• EXERCISE OBJECTIVE: Work out how many lines of the listing hold the string "part", then answer with that number and nothing else.

• INPUT:
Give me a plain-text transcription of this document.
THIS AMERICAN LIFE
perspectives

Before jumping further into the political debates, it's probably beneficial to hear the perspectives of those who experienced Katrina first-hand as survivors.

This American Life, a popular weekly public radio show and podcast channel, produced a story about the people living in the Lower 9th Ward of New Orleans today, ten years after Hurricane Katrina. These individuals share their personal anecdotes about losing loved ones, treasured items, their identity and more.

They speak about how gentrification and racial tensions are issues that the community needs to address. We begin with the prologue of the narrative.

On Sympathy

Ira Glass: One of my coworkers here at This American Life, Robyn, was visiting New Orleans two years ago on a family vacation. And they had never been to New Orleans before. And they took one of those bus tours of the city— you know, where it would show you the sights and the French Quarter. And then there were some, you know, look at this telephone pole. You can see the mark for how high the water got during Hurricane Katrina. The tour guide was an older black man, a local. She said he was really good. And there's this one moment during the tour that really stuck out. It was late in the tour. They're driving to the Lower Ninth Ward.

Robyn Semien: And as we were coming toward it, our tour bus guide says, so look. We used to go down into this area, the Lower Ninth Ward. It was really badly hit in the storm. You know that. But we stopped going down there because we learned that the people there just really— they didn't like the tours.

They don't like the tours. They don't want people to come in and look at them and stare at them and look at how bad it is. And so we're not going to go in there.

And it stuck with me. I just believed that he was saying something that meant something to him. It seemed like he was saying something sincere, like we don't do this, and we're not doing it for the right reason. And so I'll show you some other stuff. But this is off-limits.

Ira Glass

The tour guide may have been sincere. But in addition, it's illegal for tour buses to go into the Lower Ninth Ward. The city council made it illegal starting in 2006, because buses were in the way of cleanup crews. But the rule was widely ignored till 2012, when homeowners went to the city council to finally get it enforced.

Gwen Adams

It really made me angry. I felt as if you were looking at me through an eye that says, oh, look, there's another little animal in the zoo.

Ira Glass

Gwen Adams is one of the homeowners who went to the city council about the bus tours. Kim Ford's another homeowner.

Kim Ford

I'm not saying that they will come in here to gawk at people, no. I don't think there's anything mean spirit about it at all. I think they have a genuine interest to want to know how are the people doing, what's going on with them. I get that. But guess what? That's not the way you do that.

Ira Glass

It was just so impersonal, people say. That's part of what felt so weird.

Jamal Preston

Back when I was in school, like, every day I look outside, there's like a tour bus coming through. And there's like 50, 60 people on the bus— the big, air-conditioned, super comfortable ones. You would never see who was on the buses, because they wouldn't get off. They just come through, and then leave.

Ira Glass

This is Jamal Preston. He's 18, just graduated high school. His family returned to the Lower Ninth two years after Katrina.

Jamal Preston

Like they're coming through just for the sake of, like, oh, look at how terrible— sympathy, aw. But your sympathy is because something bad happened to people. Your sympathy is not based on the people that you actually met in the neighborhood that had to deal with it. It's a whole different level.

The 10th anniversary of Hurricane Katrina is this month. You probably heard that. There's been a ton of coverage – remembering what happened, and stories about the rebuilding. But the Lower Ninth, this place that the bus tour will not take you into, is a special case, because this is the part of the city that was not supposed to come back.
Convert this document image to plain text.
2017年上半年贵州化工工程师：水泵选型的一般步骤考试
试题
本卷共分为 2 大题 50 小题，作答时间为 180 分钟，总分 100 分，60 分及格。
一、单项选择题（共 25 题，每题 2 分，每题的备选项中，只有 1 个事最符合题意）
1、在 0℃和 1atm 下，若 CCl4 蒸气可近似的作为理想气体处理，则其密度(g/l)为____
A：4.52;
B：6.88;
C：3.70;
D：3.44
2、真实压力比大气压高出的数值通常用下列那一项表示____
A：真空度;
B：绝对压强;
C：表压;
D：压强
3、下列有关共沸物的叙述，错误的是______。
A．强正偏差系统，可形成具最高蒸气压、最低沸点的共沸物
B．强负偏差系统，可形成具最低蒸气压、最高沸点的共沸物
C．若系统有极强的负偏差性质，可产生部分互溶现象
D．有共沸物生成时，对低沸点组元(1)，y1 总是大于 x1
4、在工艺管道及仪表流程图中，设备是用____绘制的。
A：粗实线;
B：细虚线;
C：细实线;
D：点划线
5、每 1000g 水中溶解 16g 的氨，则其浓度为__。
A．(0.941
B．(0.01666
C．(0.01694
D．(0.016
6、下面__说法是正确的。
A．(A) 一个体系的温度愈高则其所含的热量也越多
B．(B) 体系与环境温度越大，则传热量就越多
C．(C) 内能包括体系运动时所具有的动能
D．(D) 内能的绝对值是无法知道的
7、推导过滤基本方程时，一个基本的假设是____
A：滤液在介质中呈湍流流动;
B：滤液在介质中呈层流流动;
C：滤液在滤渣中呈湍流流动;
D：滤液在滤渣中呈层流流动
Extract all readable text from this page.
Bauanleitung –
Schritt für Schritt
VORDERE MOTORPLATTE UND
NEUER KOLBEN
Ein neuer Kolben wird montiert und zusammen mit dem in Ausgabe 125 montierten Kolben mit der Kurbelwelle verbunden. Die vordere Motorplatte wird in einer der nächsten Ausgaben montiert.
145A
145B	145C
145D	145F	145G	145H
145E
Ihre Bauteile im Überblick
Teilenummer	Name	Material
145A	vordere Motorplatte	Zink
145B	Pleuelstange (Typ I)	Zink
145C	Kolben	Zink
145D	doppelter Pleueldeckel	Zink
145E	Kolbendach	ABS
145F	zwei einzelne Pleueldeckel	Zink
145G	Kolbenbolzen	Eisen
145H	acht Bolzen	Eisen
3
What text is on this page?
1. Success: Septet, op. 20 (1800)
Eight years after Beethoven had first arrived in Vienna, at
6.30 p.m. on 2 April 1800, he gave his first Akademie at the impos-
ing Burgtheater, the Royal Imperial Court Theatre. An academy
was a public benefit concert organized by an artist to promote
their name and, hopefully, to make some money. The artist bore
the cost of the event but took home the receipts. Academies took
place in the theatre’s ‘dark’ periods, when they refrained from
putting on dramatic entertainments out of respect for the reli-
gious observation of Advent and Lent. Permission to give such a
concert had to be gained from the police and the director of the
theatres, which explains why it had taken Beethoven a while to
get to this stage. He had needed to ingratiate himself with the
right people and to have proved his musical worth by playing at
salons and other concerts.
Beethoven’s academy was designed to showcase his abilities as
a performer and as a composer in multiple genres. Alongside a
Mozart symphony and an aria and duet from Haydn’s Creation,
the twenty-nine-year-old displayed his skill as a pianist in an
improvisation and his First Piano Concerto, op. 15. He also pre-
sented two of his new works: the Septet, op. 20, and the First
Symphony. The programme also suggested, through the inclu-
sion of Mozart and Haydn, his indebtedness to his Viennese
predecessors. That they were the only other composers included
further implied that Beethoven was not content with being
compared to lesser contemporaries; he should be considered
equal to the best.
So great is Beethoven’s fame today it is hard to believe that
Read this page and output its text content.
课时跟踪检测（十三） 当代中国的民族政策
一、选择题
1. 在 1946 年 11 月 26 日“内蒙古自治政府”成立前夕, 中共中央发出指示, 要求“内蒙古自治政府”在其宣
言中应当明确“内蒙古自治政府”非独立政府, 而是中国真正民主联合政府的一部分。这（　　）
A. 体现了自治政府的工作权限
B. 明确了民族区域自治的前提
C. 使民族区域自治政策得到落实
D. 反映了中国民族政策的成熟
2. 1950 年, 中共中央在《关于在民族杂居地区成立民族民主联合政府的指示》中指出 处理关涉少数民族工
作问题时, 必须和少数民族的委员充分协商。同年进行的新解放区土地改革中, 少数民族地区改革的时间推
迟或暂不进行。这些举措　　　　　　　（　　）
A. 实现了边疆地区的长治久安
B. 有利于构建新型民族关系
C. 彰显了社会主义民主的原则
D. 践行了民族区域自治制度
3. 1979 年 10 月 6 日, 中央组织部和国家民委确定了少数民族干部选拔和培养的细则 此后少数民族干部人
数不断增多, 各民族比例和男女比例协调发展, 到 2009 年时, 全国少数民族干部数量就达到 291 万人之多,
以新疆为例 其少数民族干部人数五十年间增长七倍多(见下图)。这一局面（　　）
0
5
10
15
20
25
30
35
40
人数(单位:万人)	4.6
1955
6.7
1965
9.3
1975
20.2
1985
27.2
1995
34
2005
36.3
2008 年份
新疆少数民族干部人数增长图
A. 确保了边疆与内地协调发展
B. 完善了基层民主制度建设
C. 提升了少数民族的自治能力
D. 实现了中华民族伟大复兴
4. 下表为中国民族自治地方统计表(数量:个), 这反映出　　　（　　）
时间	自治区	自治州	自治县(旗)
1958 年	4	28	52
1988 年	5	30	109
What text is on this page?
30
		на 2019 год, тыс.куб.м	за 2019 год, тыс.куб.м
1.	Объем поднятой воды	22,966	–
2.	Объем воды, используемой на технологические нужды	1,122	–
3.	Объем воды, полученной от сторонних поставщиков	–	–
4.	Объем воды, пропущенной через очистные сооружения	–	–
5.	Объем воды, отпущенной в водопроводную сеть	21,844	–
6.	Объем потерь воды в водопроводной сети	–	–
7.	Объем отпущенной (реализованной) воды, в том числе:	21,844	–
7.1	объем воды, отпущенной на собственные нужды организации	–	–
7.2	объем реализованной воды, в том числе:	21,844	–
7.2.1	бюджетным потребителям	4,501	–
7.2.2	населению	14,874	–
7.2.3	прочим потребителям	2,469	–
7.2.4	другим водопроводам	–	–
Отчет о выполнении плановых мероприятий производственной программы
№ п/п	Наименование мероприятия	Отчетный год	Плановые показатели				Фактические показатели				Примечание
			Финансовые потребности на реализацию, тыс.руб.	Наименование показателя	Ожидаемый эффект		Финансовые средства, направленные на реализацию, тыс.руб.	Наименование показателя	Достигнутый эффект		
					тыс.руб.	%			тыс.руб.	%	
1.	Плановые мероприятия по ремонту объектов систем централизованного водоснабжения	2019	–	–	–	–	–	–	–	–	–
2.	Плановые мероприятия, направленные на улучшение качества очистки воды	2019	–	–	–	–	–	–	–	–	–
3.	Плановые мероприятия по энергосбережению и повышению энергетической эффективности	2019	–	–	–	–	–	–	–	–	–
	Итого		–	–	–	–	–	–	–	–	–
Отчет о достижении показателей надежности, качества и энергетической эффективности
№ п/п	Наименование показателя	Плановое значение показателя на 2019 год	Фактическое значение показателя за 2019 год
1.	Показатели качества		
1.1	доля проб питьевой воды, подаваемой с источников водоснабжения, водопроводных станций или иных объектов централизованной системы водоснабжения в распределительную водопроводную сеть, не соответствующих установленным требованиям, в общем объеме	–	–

• ANSWER TO THIS TASK: 2